▽

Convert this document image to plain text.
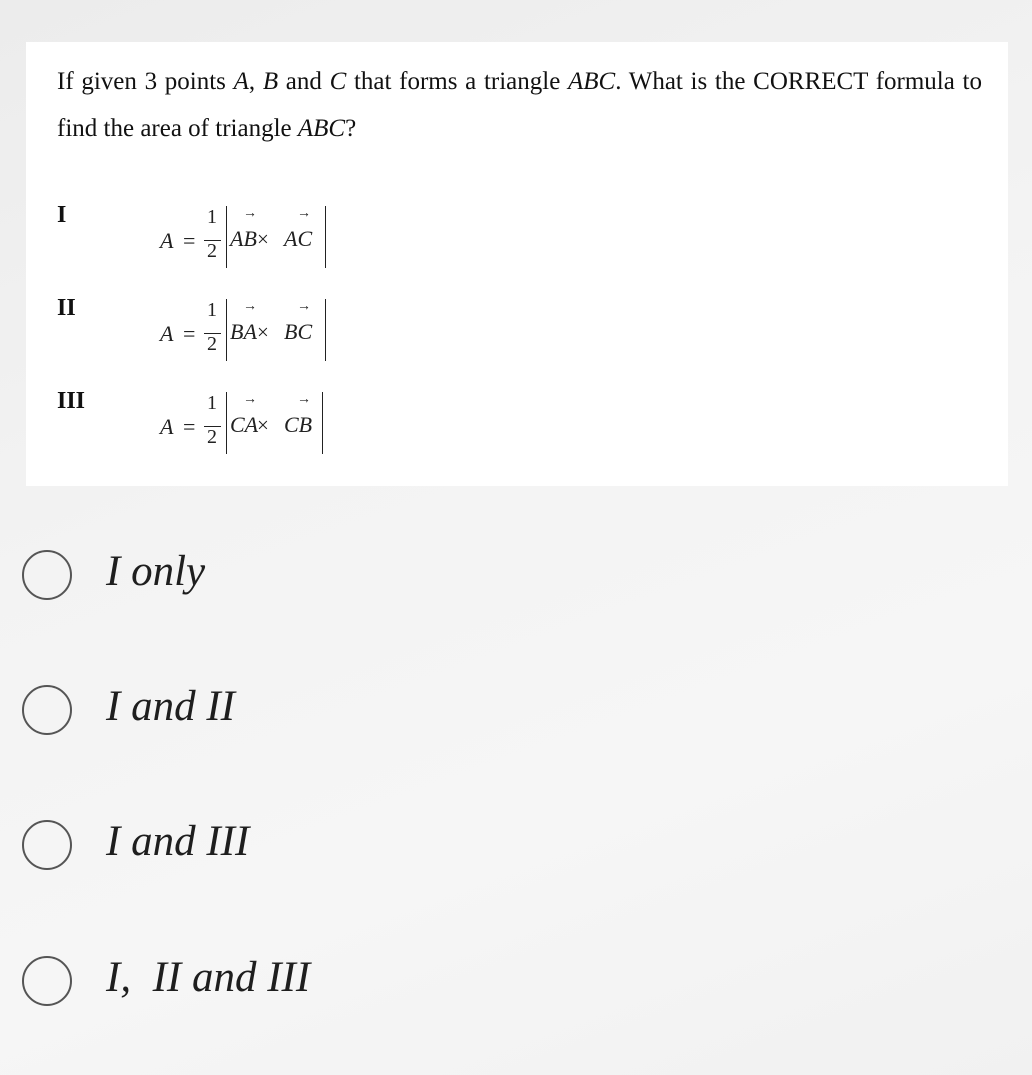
If given 3 points A, B and C that forms a triangle ABC. What is the CORRECT formula to find the area of triangle ABC?
I
A =
1
2
→
AB ×
→
AC
II
A =
1
2
→
BA ×
→
BC
III
A =
1
2
→
CA
×
→
CB
I only
I and II
I and III
I,  II and III
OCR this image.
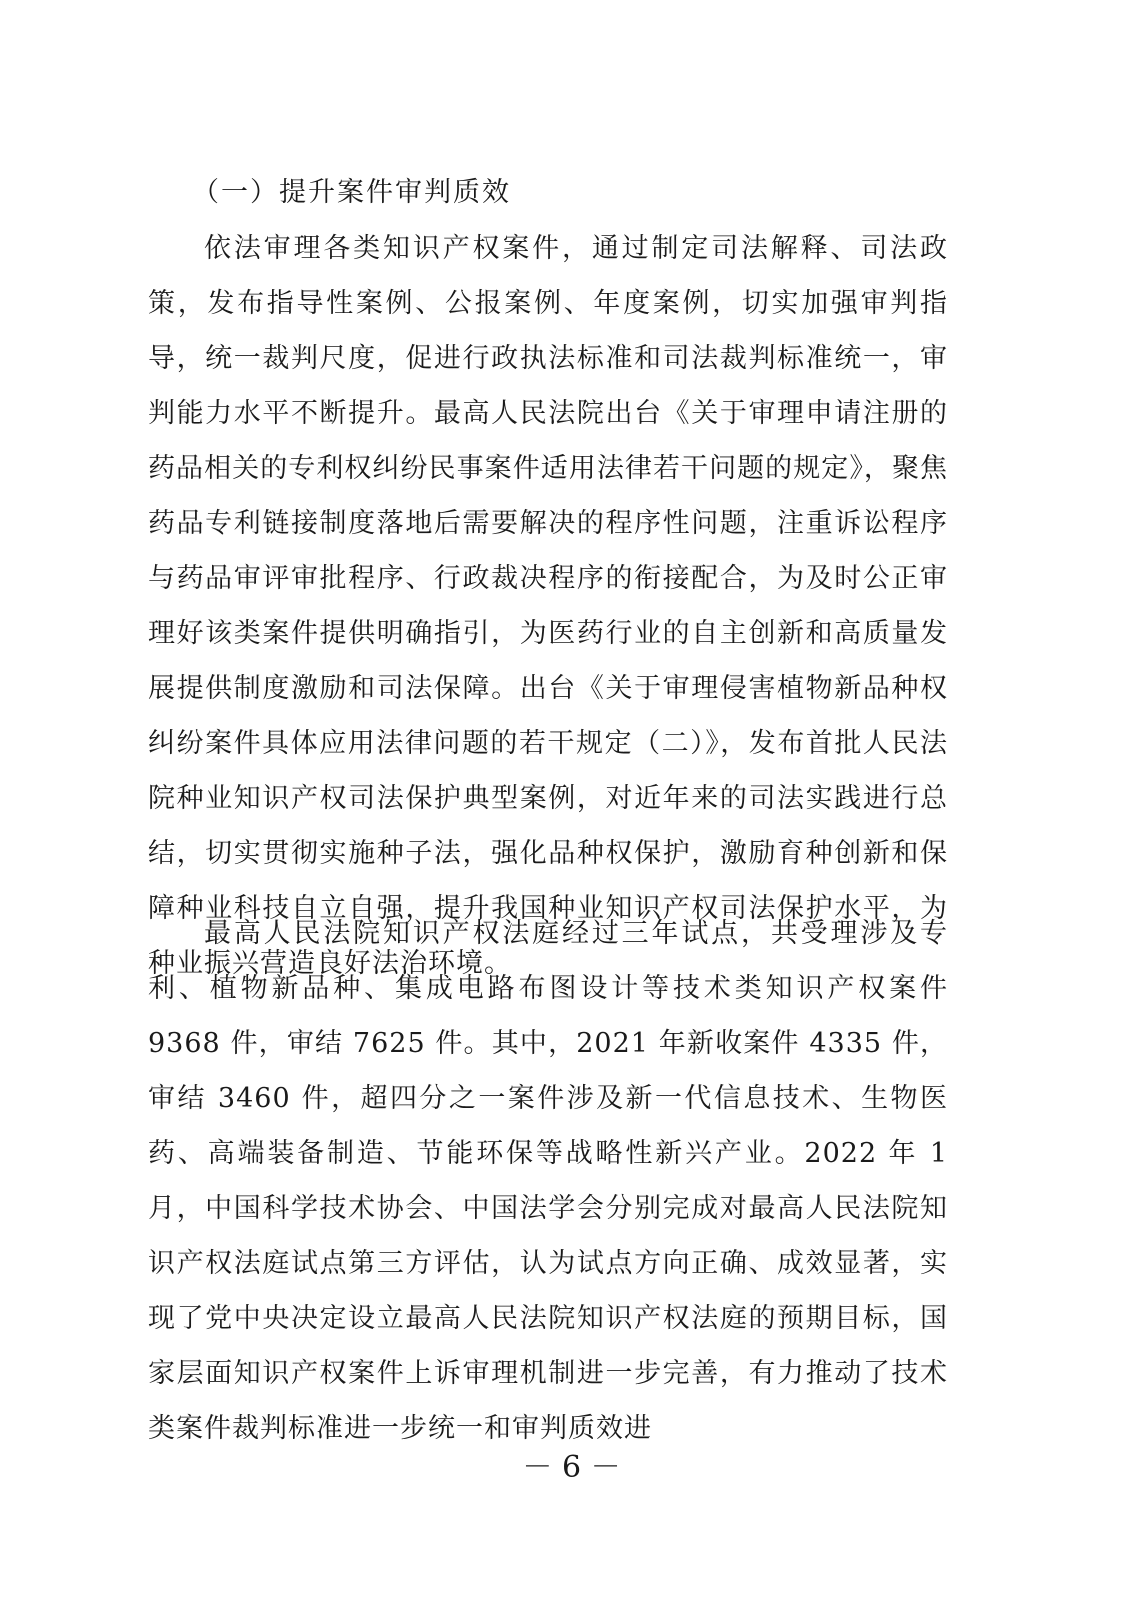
（一）提升案件审判质效

依法审理各类知识产权案件，通过制定司法解释、司法政策，发布指导性案例、公报案例、年度案例，切实加强审判指导，统一裁判尺度，促进行政执法标准和司法裁判标准统一，审判能力水平不断提升。最高人民法院出台《关于审理申请注册的药品相关的专利权纠纷民事案件适用法律若干问题的规定》，聚焦药品专利链接制度落地后需要解决的程序性问题，注重诉讼程序与药品审评审批程序、行政裁决程序的衔接配合，为及时公正审理好该类案件提供明确指引，为医药行业的自主创新和高质量发展提供制度激励和司法保障。出台《关于审理侵害植物新品种权纠纷案件具体应用法律问题的若干规定（二）》，发布首批人民法院种业知识产权司法保护典型案例，对近年来的司法实践进行总结，切实贯彻实施种子法，强化品种权保护，激励育种创新和保障种业科技自立自强，提升我国种业知识产权司法保护水平，为种业振兴营造良好法治环境。

最高人民法院知识产权法庭经过三年试点，共受理涉及专利、植物新品种、集成电路布图设计等技术类知识产权案件 9368 件，审结 7625 件。其中，2021 年新收案件 4335 件，审结 3460 件，超四分之一案件涉及新一代信息技术、生物医药、高端装备制造、节能环保等战略性新兴产业。2022 年 1 月，中国科学技术协会、中国法学会分别完成对最高人民法院知识产权法庭试点第三方评估，认为试点方向正确、成效显著，实现了党中央决定设立最高人民法院知识产权法庭的预期目标，国家层面知识产权案件上诉审理机制进一步完善，有力推动了技术类案件裁判标准进一步统一和审判质效进

－ 6 －
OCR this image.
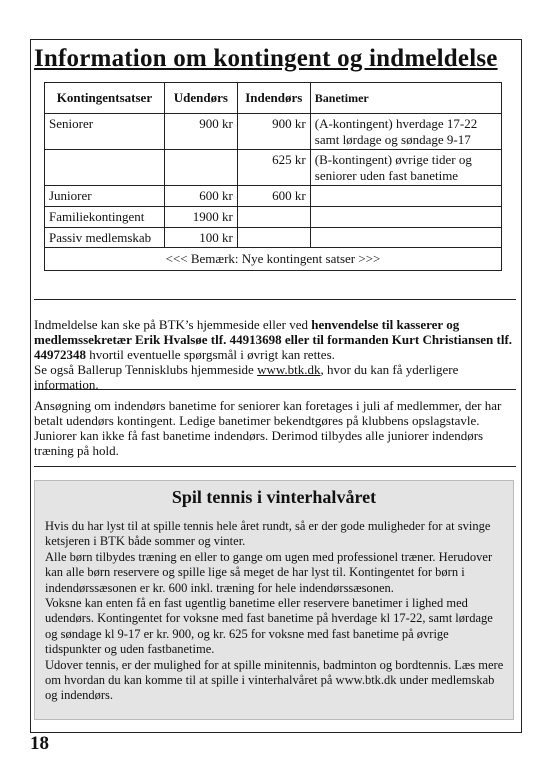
Information om kontingent og indmeldelse
Kontingentsatser	Udendørs	Indendørs	Banetimer
Seniorer	900 kr	900 kr	(A-kontingent) hverdage 17-22 samt lørdage og søndage 9-17
		625 kr	(B-kontingent) øvrige tider og seniorer uden fast banetime
Juniorer	600 kr	600 kr	
Familiekontingent	1900 kr		
Passiv medlemskab	100 kr		
<<< Bemærk: Nye kontingent satser >>>			
Indmeldelse kan ske på BTK’s hjemmeside eller ved henvendelse til kasserer og medlemssekretær Erik Hvalsøe tlf. 44913698 eller til formanden Kurt Christiansen tlf. 44972348 hvortil eventuelle spørgsmål i øvrigt kan rettes.
Se også Ballerup Tennisklubs hjemmeside www.btk.dk, hvor du kan få yderligere information.
Ansøgning om indendørs banetime for seniorer kan foretages i juli af medlemmer, der har betalt udendørs kontingent. Ledige banetimer bekendtgøres på klubbens opslagstavle.
Juniorer kan ikke få fast banetime indendørs. Derimod tilbydes alle juniorer indendørs træning på hold.
Spil tennis i vinterhalvåret
Hvis du har lyst til at spille tennis hele året rundt, så er der gode muligheder for at svinge ketsjeren i BTK både sommer og vinter.
Alle børn tilbydes træning en eller to gange om ugen med professionel træner. Herudover kan alle børn reservere og spille lige så meget de har lyst til. Kontingentet for børn i indendørssæsonen er kr. 600 inkl. træning for hele indendørssæsonen.
Voksne kan enten få en fast ugentlig banetime eller reservere banetimer i lighed med udendørs. Kontingentet for voksne med fast banetime på hverdage kl 17-22, samt lørdage og søndage kl 9-17 er kr. 900, og kr. 625 for voksne med fast banetime på øvrige tidspunkter og uden fastbanetime.
Udover tennis, er der mulighed for at spille minitennis, badminton og bordtennis. Læs mere om hvordan du kan komme til at spille i vinterhalvåret på www.btk.dk under medlemskab og indendørs.
18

△

### Problem to work on
Give an exact copy of the material, leaving out every picture.

### Exercise answer
Convert this document image to plain text.
If given 3 points A, B and C that forms a triangle ABC. What is the CORRECT formula to find the area of triangle ABC?
I
A =
1
2
→
AB ×
→
AC
II
A =
1
2
→
BA ×
→
BC
III
A =
1
2
→
CA
×
→
CB
I only
I and II
I and III
I,  II and III
OCR this image.
（一）提升案件审判质效

依法审理各类知识产权案件，通过制定司法解释、司法政策，发布指导性案例、公报案例、年度案例，切实加强审判指导，统一裁判尺度，促进行政执法标准和司法裁判标准统一，审判能力水平不断提升。最高人民法院出台《关于审理申请注册的药品相关的专利权纠纷民事案件适用法律若干问题的规定》，聚焦药品专利链接制度落地后需要解决的程序性问题，注重诉讼程序与药品审评审批程序、行政裁决程序的衔接配合，为及时公正审理好该类案件提供明确指引，为医药行业的自主创新和高质量发展提供制度激励和司法保障。出台《关于审理侵害植物新品种权纠纷案件具体应用法律问题的若干规定（二）》，发布首批人民法院种业知识产权司法保护典型案例，对近年来的司法实践进行总结，切实贯彻实施种子法，强化品种权保护，激励育种创新和保障种业科技自立自强，提升我国种业知识产权司法保护水平，为种业振兴营造良好法治环境。

最高人民法院知识产权法庭经过三年试点，共受理涉及专利、植物新品种、集成电路布图设计等技术类知识产权案件 9368 件，审结 7625 件。其中，2021 年新收案件 4335 件，审结 3460 件，超四分之一案件涉及新一代信息技术、生物医药、高端装备制造、节能环保等战略性新兴产业。2022 年 1 月，中国科学技术协会、中国法学会分别完成对最高人民法院知识产权法庭试点第三方评估，认为试点方向正确、成效显著，实现了党中央决定设立最高人民法院知识产权法庭的预期目标，国家层面知识产权案件上诉审理机制进一步完善，有力推动了技术类案件裁判标准进一步统一和审判质效进

－ 6 －
OCR this image.
Information om kontingent og indmeldelse
Kontingentsatser	Udendørs	Indendørs	Banetimer
Seniorer	900 kr	900 kr	(A-kontingent) hverdage 17-22 samt lørdage og søndage 9-17
		625 kr	(B-kontingent) øvrige tider og seniorer uden fast banetime
Juniorer	600 kr	600 kr	
Familiekontingent	1900 kr		
Passiv medlemskab	100 kr		
<<< Bemærk: Nye kontingent satser >>>			
Indmeldelse kan ske på BTK’s hjemmeside eller ved henvendelse til kasserer og medlemssekretær Erik Hvalsøe tlf. 44913698 eller til formanden Kurt Christiansen tlf. 44972348 hvortil eventuelle spørgsmål i øvrigt kan rettes.
Se også Ballerup Tennisklubs hjemmeside www.btk.dk, hvor du kan få yderligere information.
Ansøgning om indendørs banetime for seniorer kan foretages i juli af medlemmer, der har betalt udendørs kontingent. Ledige banetimer bekendtgøres på klubbens opslagstavle.
Juniorer kan ikke få fast banetime indendørs. Derimod tilbydes alle juniorer indendørs træning på hold.
Spil tennis i vinterhalvåret
Hvis du har lyst til at spille tennis hele året rundt, så er der gode muligheder for at svinge ketsjeren i BTK både sommer og vinter.
Alle børn tilbydes træning en eller to gange om ugen med professionel træner. Herudover kan alle børn reservere og spille lige så meget de har lyst til. Kontingentet for børn i indendørssæsonen er kr. 600 inkl. træning for hele indendørssæsonen.
Voksne kan enten få en fast ugentlig banetime eller reservere banetimer i lighed med udendørs. Kontingentet for voksne med fast banetime på hverdage kl 17-22, samt lørdage og søndage kl 9-17 er kr. 900, og kr. 625 for voksne med fast banetime på øvrige tidspunkter og uden fastbanetime.
Udover tennis, er der mulighed for at spille minitennis, badminton og bordtennis. Læs mere om hvordan du kan komme til at spille i vinterhalvåret på www.btk.dk under medlemskab og indendørs.
18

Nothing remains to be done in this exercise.